- _WHAT IS NEEDED_
Transcribe the passage in the article below on Hillary Clinton and foreign aid to Egypt and Libya, from "Paul urged House" up to and including "of foreign aid.".

- _DOCUMENT TEXT_
^^^^^^^^^^^^^^^^

Middle East/North Africa

Hillary Clinton to battle Tea Party over foreign aid to Egypt and Libya

Secretary of State Hillary Clinton is scheduled to visit Congress on Thursday in an attempt to beat back Tea Party pressure to cut foreign aid to Egypt and Libya in the wake of anti-American violence in those countries.

Clinton, Director of National Intelligence James Clapper and Deputy Secretary of Defense Ashton Carter are expected to brief members of the House and Senate on the unrest in the region, which included an attack on the U.S. Consulate in Libya that killed Ambassador Christopher Stevens and three other Americans. 

{mosads}During the briefing, Clinton is expected to make the case for America’s continued financial support to the region despite the tensions that were exposed during last week’s protests at U.S. embassies.

“We are continuing to work with the Hill on the support that we think is important to support those very forces of moderation, change, democracy, openness in Egypt that are very important for defeating extremism of the kind that we saw,” State Department spokeswoman Victoria Nuland said earlier this week. “It’s a conversation we obviously have to continue to have, and the secretary will be having it with the Congress as well this week, we expect.”

Conservative Republicans are demanding that the Obama administration rethink its aid to Libya, Egypt and Pakistan, arguing that the countries have not lived up to their commitments as partners of the United States.

Sen. Rand Paul (R-Ky.) said in a “Dear Colleague” letter that he would seek to block passage of must-pass spending legislation and prevent the Senate’s adjournment at the end of the week unless the Senate votes on his proposal to cut $4 billion in annual spending on Libya, Egypt and Pakistan. Paul has long sought to punish Pakistan for imprisoning Shakil Afridi, a doctor who helped the CIA locate Osama bin Laden.

Paul urged House members to pass legislation demanding accountability from all three countries.

“If you want to get aid from our country, if you want to be an ally, you have to act like it,” Paul told reporters Wednesday. “Certain behaviors need to be adhered to [if you’re going] to get money from the U.S. government.”

Along those same lines, Sens. Jim DeMint (R-S.C.) and Bob Corker (R-Tenn.) have introduced legislation that would require a report to Congress on the embassy attacks in Libya, Egypt and Yemen. DeMint said the report would help lawmakers decide what countries are deserving of foreign aid.

“What we want to do in our proposed legislation with Bob Corker is get a report of what’s gone on over there so that we can assess our foreign aid and make sure we’re not supporting those who are against us,” DeMint told The Hill.

The senator said he’s being flooded with calls from people who are angry about U.S. support for the Middle East following the American deaths in Benghazi, Libya.

“Frankly, my phone calls from South Carolina and around the country on foreign aid — there have been a lot of them,” DeMint said Wednesday after a hearing on President Obama’s nominee for ambassador to Iraq. “People were frustrated with foreign aid in the first place, and now they feel like we’ve been giving money to a lot of countries that just did not protect us.”

^^^^^^^^^^^^^^^^

- _EXCERPTED DATA_
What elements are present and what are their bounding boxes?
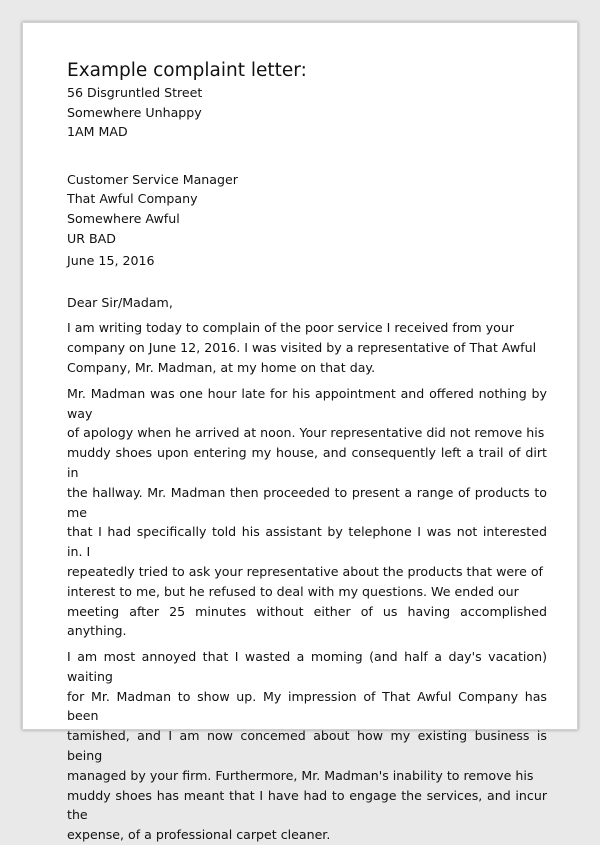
- paragraph-line: tamished, and I am now concemed about how my existing business is being: [67, 728, 547, 764]
- recipient-address-line: Somewhere Awful: [67, 210, 180, 226]
- paragraph-line: for Mr. Madman to show up. My impression of That Awful Company has been: [67, 688, 547, 724]
- recipient-address: [67, 170, 547, 248]
- paragraph-2: [67, 384, 547, 641]
- paragraph-line: of apology when he arrived at noon. Your representative did not remove his: [67, 425, 545, 441]
- letter-title: Example complaint letter:: [67, 60, 307, 81]
- paragraph-line: I am most annoyed that I wasted a moming (and half a day's vacation) waiting: [67, 649, 547, 684]
- paragraph-line: repeatedly tried to ask your representative about the products that were of: [67, 563, 543, 579]
- paragraph-1: [67, 318, 547, 377]
- paragraph-3: [67, 647, 547, 845]
- recipient-address-line: Customer Service Manager: [67, 171, 238, 187]
- sender-address-line: 56 Disgruntled Street: [67, 85, 203, 100]
- sender-address: [67, 83, 547, 142]
- paragraph-line: Company, Mr. Madman, at my home on that day.: [67, 359, 376, 375]
- sender-address-line: Somewhere Unhappy: [67, 104, 202, 120]
- salutation: Dear Sir/Madam,: [67, 294, 173, 310]
- sender-address-line: 1AM MAD: [67, 124, 128, 140]
- paragraph-line: the hallway. Mr. Madman then proceeded to present a range of products to me: [67, 484, 547, 520]
- recipient-address-line: UR BAD: [67, 230, 116, 246]
- recipient-address-line: That Awful Company: [67, 191, 198, 207]
- paragraph-line: muddy shoes has meant that I have had to engage the services, and incur the: [67, 787, 547, 823]
- paragraph-line: company on June 12, 2016. I was visited by a representative of That Awful: [67, 340, 537, 356]
- document-page: [22, 22, 578, 843]
- paragraph-line: Mr. Madman was one hour late for his appointment and offered nothing by way: [67, 385, 547, 421]
- paragraph-line: that I had specifically told his assistant by telephone I was not interested in. I: [67, 524, 547, 560]
- letter-date: June 15, 2016: [67, 253, 155, 269]
- paragraph-line: expense, of a professional carpet cleaner.: [67, 827, 331, 843]
- paragraph-line: meeting after 25 minutes without either of us having accomplished anything.: [67, 603, 547, 639]
- letter-body: [67, 59, 547, 845]
- paragraph-line: muddy shoes upon entering my house, and consequently left a trail of dirt in: [67, 445, 547, 480]
- paragraph-line: I am writing today to complain of the poor service I received from your: [67, 320, 515, 336]
- paragraph-line: managed by your firm. Furthermore, Mr. Madman's inability to remove his: [67, 767, 534, 783]
- paragraph-line: interest to me, but he refused to deal with my questions. We ended our: [67, 583, 519, 599]
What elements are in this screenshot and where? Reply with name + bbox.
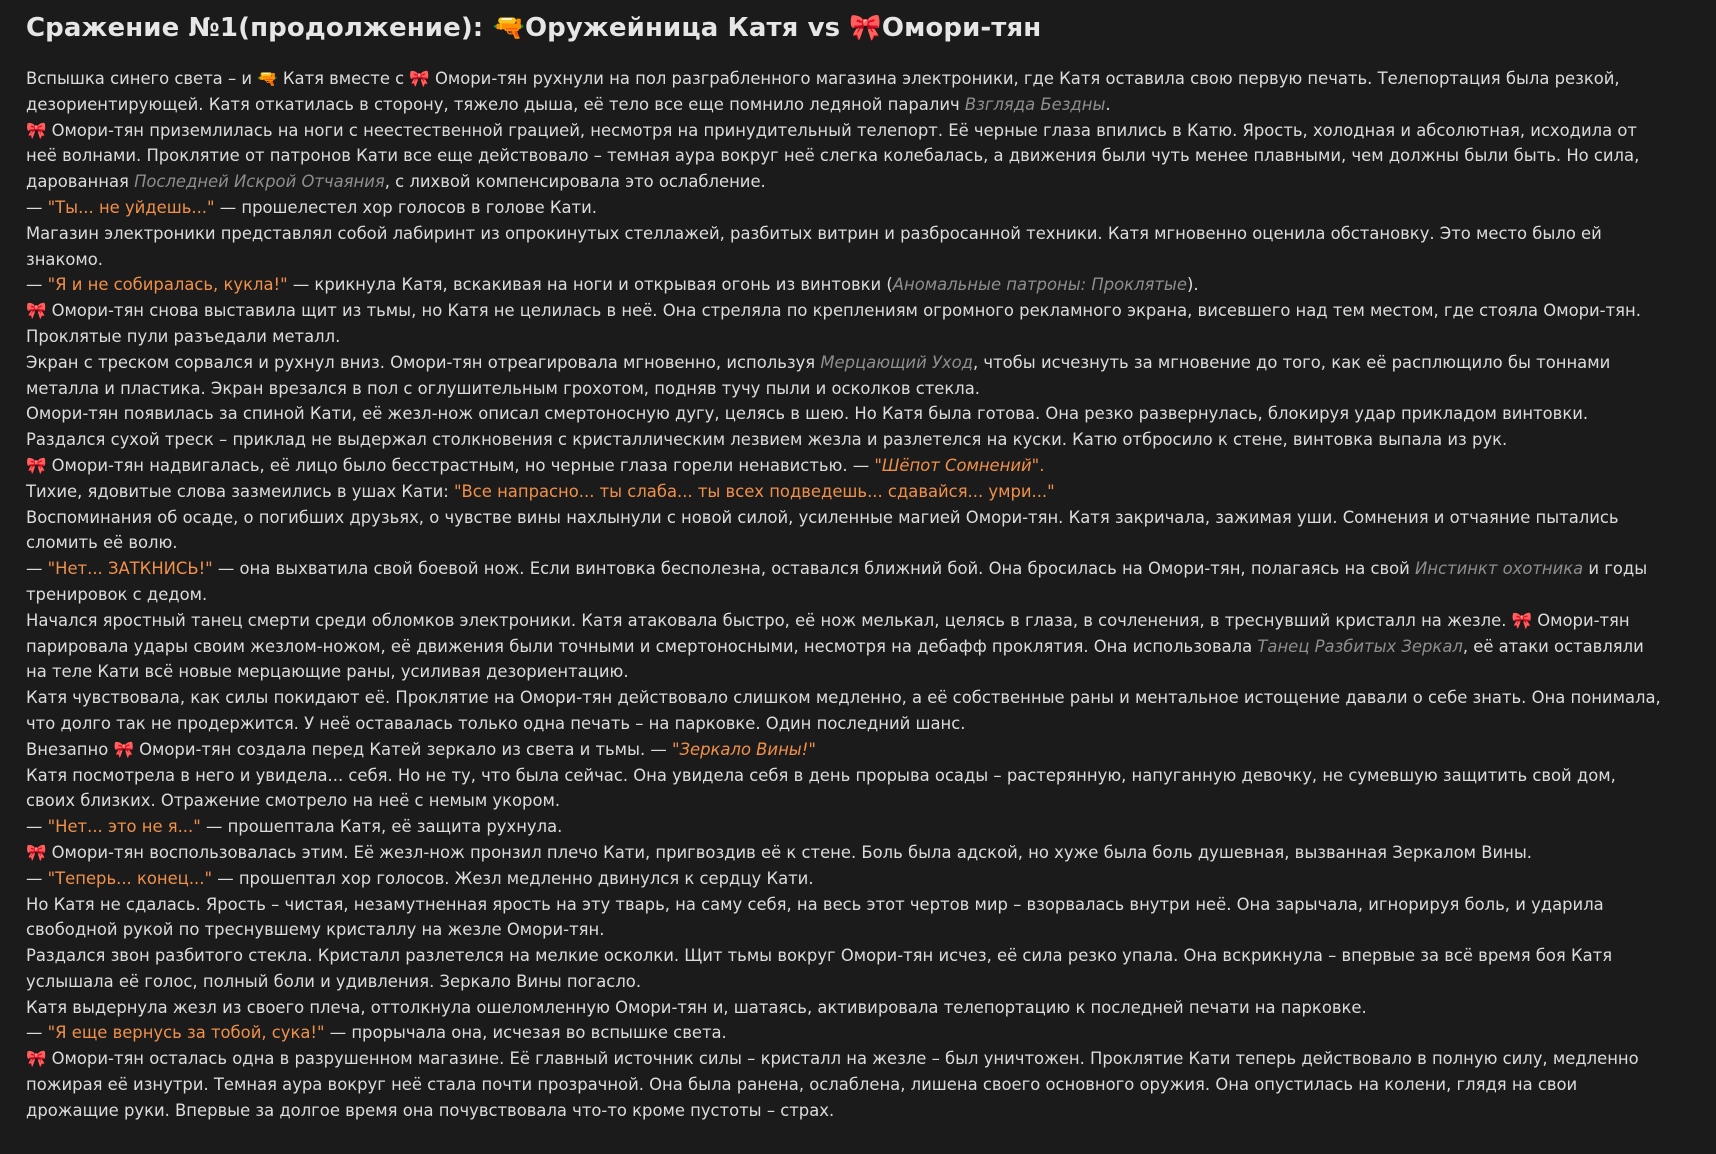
story-text: Внезапно (26, 739, 114, 759)
story-paragraph (26, 763, 1666, 815)
story-paragraph (26, 401, 1666, 453)
story-text: . (1105, 94, 1111, 114)
story-text: — (26, 1023, 48, 1043)
title-prefix: Сражение №1(продолжение): (26, 13, 484, 43)
bow-icon: 🎀 (26, 1049, 47, 1069)
fighter-2-name: Омори-тян (881, 13, 1042, 43)
story-text: Начался яростный танец смерти среди обломков электроники. Катя атаковала быстро, её нож мелькал, целясь в глаза, в сочленения, в треснувший кристалл на жезле. (26, 610, 1512, 630)
ability-name: Танец Разбитых Зеркал (1257, 636, 1463, 656)
ability-name: Последней Искрой Отчаяния (134, 172, 385, 192)
story-text: Катя посмотрела в него и увидела... себя. Но не ту, что была сейчас. Она увидела себя в день прорыва осады – растерянную, напуганную девочку, не сумевшую защитить свой дом, своих близких. Отражение смотрело на неё с немым укором. (26, 765, 1616, 811)
story-text: Омори-тян надвигалась, её лицо было бесстрастным, но черные глаза горели ненавистью. — (46, 455, 875, 475)
story-text: — (26, 197, 48, 217)
story-paragraph (26, 995, 1666, 1021)
dialogue-quote: " (808, 739, 816, 759)
gun-icon: 🔫 (492, 13, 525, 43)
bow-icon: 🎀 (26, 842, 47, 862)
story-paragraph (26, 943, 1666, 995)
gun-icon: 🔫 (257, 69, 278, 88)
story-paragraph (26, 195, 1666, 221)
dialogue-quote: "Нет... это не я..." (47, 817, 201, 837)
story-text: , чтобы исчезнуть за мгновение до того, как её расплющило бы тоннами металла и пластика. Экран врезался в пол с оглушительным грохотом, подняв тучу пыли и осколков стекла. (26, 352, 1611, 398)
bow-icon: 🎀 (409, 69, 430, 88)
story-paragraph (26, 453, 1666, 479)
story-text: и годы тренировок с дедом. (26, 559, 1648, 604)
story-text: Омори-тян снова выставила щит из тьмы, но Катя не целилась в неё. Она стреляла по креплениям огромного рекламного экрана, висевшего над тем местом, где стояла Омори-тян. Проклятые пули разъедали металл. (26, 301, 1641, 346)
story-text: Омори-тян осталась одна в разрушенном магазине. Её главный источник силы – кристалл на жезле – был уничтожен. Проклятие Кати теперь действовало в полную силу, медленно пожирая её изнутри. Темная аура вокруг неё стала почти прозрачной. Она была ранена, ослаблена, лишена своего основного оружия. Она опустилась на колени, глядя на свои дрожащие руки. Впервые за долгое время она почувствовала что-то кроме пустоты – страх. (26, 1049, 1639, 1120)
story-text: Тихие, ядовитые слова зазмеились в ушах Кати: (26, 481, 454, 501)
dialogue-quote: "Теперь... конец..." (47, 868, 213, 888)
story-text: — она выхватила свой боевой нож. Если винтовка бесполезна, оставался ближний бой. Она бросилась на Омори-тян, полагаясь на свой (212, 559, 1416, 579)
battle-title (26, 8, 1666, 48)
story-text: Катя вместе с (277, 69, 410, 88)
dialogue-quote: "Нет... ЗАТКНИСЬ!" (47, 559, 213, 579)
vs-label: vs (807, 13, 841, 43)
story-text: Раздался звон разбитого стекла. Кристалл разлетелся на мелкие осколки. Щит тьмы вокруг Омори-тян исчез, её сила резко упала. Она вскрикнула – впервые за всё время боя Катя услышала её голос, полный боли и удивления. Зеркало Вины погасло. (26, 946, 1613, 991)
story-text: Но Катя не сдалась. Ярость – чистая, незамутненная ярость на эту тварь, на саму себя, на весь этот чертов мир – взорвалась внутри неё. Она зарычала, игнорируя боль, и ударила свободной рукой по треснувшему кристаллу на жезле Омори-тян. (26, 894, 1604, 940)
story-paragraph (26, 298, 1666, 350)
story-text: Катя чувствовала, как силы покидают её. Проклятие на Омори-тян действовало слишком медленно, а её собственные раны и ментальное истощение давали о себе знать. Она понимала, что долго так не продержится. У неё оставалась только одна печать – на парковке. Один последний шанс. (26, 688, 1661, 733)
bow-icon: 🎀 (1511, 610, 1533, 630)
story-paragraph (26, 66, 1666, 118)
dialogue-quote: Шёпот Сомнений (881, 455, 1032, 475)
ability-name: Инстинкт охотника (1415, 559, 1584, 579)
story-text: Воспоминания об осаде, о погибших друзьях, о чувстве вины нахлынули с новой силой, усиленные магией Омори-тян. Катя закричала, зажимая уши. Сомнения и отчаяние пытались сломить её волю. (26, 507, 1619, 553)
dialogue-quote: "Я еще вернусь за тобой, сука!" (47, 1023, 325, 1043)
story-text: — прошептал хор голосов. Жезл медленно двинулся к сердцу Кати. (212, 868, 814, 888)
bow-icon: 🎀 (26, 120, 47, 140)
story-paragraph (26, 556, 1666, 608)
story-text: — (26, 817, 48, 837)
story-text: — (26, 275, 48, 295)
dialogue-quote: ". (1031, 455, 1045, 475)
dialogue-quote: "Все напрасно... ты слаба... ты всех подведешь... сдавайся... умри..." (454, 481, 1055, 501)
dialogue-quote: "Ты... не уйдешь..." (47, 197, 215, 217)
story-text: — (26, 559, 48, 579)
story-paragraph (26, 479, 1666, 505)
bow-icon: 🎀 (26, 301, 47, 321)
story-text: Катя выдернула жезл из своего плеча, оттолкнула ошеломленную Омори-тян и, шатаясь, активировала телепортацию к последней печати на парковке. (26, 997, 1367, 1017)
bow-icon: 🎀 (113, 739, 134, 759)
story-paragraph (26, 1020, 1666, 1046)
story-text: , её атаки оставляли на теле Кати всё новые мерцающие раны, усиливая дезориентацию. (26, 636, 1644, 682)
story-text: Омори-тян парировала удары своим жезлом-ножом, её движения были точными и смертоносными, несмотря на дебафф проклятия. Она использовала (26, 610, 1630, 656)
story-body (26, 66, 1666, 1124)
story-text: Омори-тян рухнули на пол разграбленного магазина электроники, где Катя оставила свою первую печать. Телепортация была резкой, дезориентирующей. Катя откатилась в сторону, тяжело дыша, её тело все еще помнило ледяной паралич (26, 69, 1620, 114)
story-text: , с лихвой компенсировала это ослабление. (384, 172, 766, 192)
story-paragraph (26, 505, 1666, 557)
story-paragraph (26, 840, 1666, 866)
story-paragraph (26, 685, 1666, 737)
story-text: Экран с треском сорвался и рухнул вниз. Омори-тян отреагировала мгновенно, используя (26, 352, 821, 372)
dialogue-quote: Зеркало Вины! (679, 739, 809, 759)
ability-name: Взгляда Бездны (964, 94, 1106, 114)
ability-name: Мерцающий Уход (820, 352, 973, 372)
story-paragraph (26, 118, 1666, 195)
story-text: Вспышка синего света – и (26, 69, 258, 88)
story-text: — крикнула Катя, вскакивая на ноги и открывая огонь из винтовки ( (287, 275, 893, 295)
story-text: Омори-тян создала перед Катей зеркало из света и тьмы. — (133, 739, 672, 759)
story-text: Омори-тян появилась за спиной Кати, её жезл-нож описал смертоносную дугу, целясь в шею. Но Катя была готова. Она резко развернулась, блокируя удар прикладом винтовки. Раздался сухой треск – приклад не выдержал столкновения с кристаллическим лезвием жезла и разлетелся на куски. Катю отбросило к стене, винтовка выпала из рук. (26, 404, 1589, 450)
story-paragraph (26, 866, 1666, 892)
story-text: Омори-тян приземлилась на ноги с неестественной грацией, несмотря на принудительный телепорт. Её черные глаза впились в Катю. Ярость, холодная и абсолютная, исходила от неё волнами. Проклятие от патронов Кати все еще действовало – темная аура вокруг неё слегка колебалась, а движения были чуть менее плавными, чем должны были быть. Но сила, дарованная (26, 120, 1640, 192)
story-paragraph (26, 1046, 1666, 1123)
story-text: — (26, 868, 48, 888)
story-text: — прорычала она, исчезая во вспышке света. (324, 1023, 727, 1043)
story-paragraph (26, 814, 1666, 840)
story-text: — прошелестел хор голосов в голове Кати. (214, 197, 597, 217)
story-text: — прошептала Катя, её защита рухнула. (200, 817, 563, 837)
story-paragraph (26, 608, 1666, 685)
story-paragraph (26, 737, 1666, 763)
dialogue-quote: " (874, 455, 882, 475)
story-paragraph (26, 350, 1666, 402)
story-text: Магазин электроники представлял собой лабиринт из опрокинутых стеллажей, разбитых витрин и разбросанной техники. Катя мгновенно оценила обстановку. Это место было ей знакомо. (26, 223, 1602, 269)
story-paragraph (26, 892, 1666, 944)
dialogue-quote: "Я и не собиралась, кукла!" (47, 275, 288, 295)
story-text: ). (1186, 275, 1199, 295)
dialogue-quote: " (671, 739, 680, 759)
story-paragraph (26, 272, 1666, 298)
fighter-1-name: Оружейница Катя (524, 13, 799, 43)
bow-icon: 🎀 (26, 455, 47, 475)
story-paragraph (26, 221, 1666, 273)
ability-name: Аномальные патроны: Проклятые (892, 275, 1187, 295)
story-text: Омори-тян воспользовалась этим. Её жезл-нож пронзил плечо Кати, пригвоздив её к стене. Боль была адской, но хуже была боль душевная, вызванная Зеркалом Вины. (46, 842, 1533, 862)
bow-icon: 🎀 (849, 13, 882, 43)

^^^^^^^^^^^^^^^^

- _OUTPUT FOR THIS EXERCISE_
Paul urged House members to pass legislation demanding accountability from all three countries.

“If you want to get aid from our country, if you want to be an ally, you have to act like it,” Paul told reporters Wednesday. “Certain behaviors need to be adhered to [if you’re going] to get money from the U.S. government.”

Along those same lines, Sens. Jim DeMint (R-S.C.) and Bob Corker (R-Tenn.) have introduced legislation that would require a report to Congress on the embassy attacks in Libya, Egypt and Yemen. DeMint said the report would help lawmakers decide what countries are deserving of foreign aid.